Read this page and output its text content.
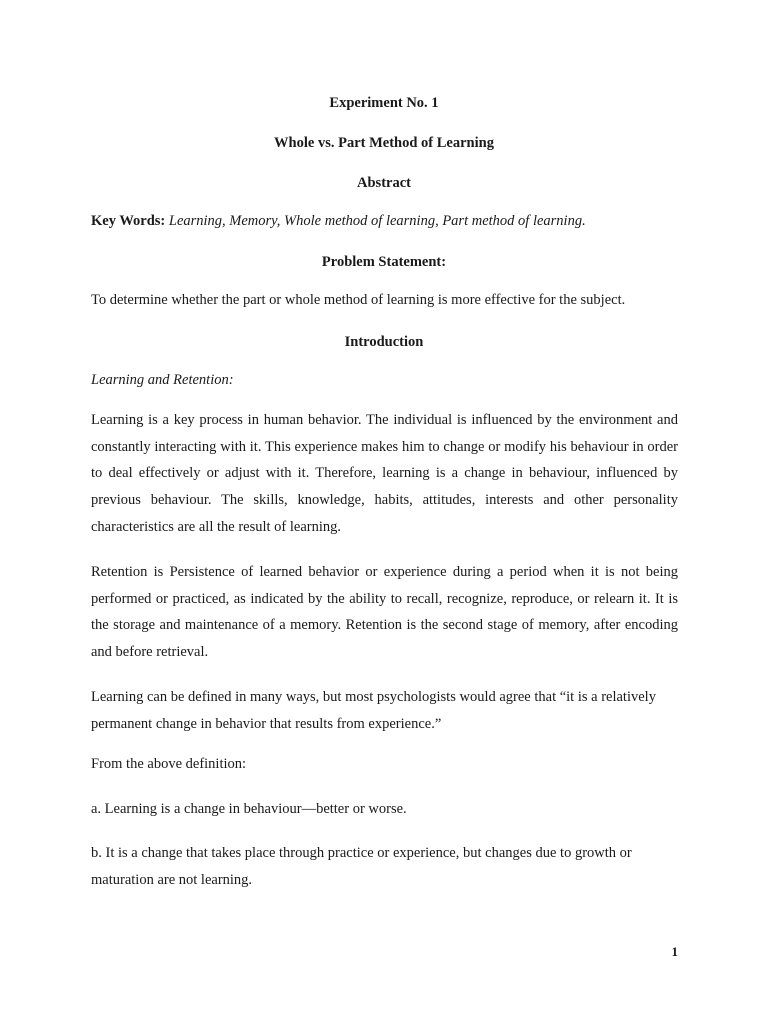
Experiment No. 1

Whole vs. Part Method of Learning

Abstract

Key Words: Learning, Memory, Whole method of learning, Part method of learning.

Problem Statement:

To determine whether the part or whole method of learning is more effective for the subject.

Introduction

Learning and Retention:

Learning is a key process in human behavior. The individual is influenced by the environment and constantly interacting with it. This experience makes him to change or modify his behaviour in order to deal effectively or adjust with it. Therefore, learning is a change in behaviour, influenced by previous behaviour. The skills, knowledge, habits, attitudes, interests and other personality characteristics are all the result of learning.

Retention is Persistence of learned behavior or experience during a period when it is not being performed or practiced, as indicated by the ability to recall, recognize, reproduce, or relearn it. It is the storage and maintenance of a memory. Retention is the second stage of memory, after encoding and before retrieval.

Learning can be defined in many ways, but most psychologists would agree that “it is a relatively permanent change in behavior that results from experience.”

From the above definition:

a. Learning is a change in behaviour—better or worse.

b. It is a change that takes place through practice or experience, but changes due to growth or maturation are not learning.

1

____________

# YOUR GOAL:
State how many lines of the listing above hold the word "that", with nothing but the number.

# RESPONSE TO THIS EXERCISE:
2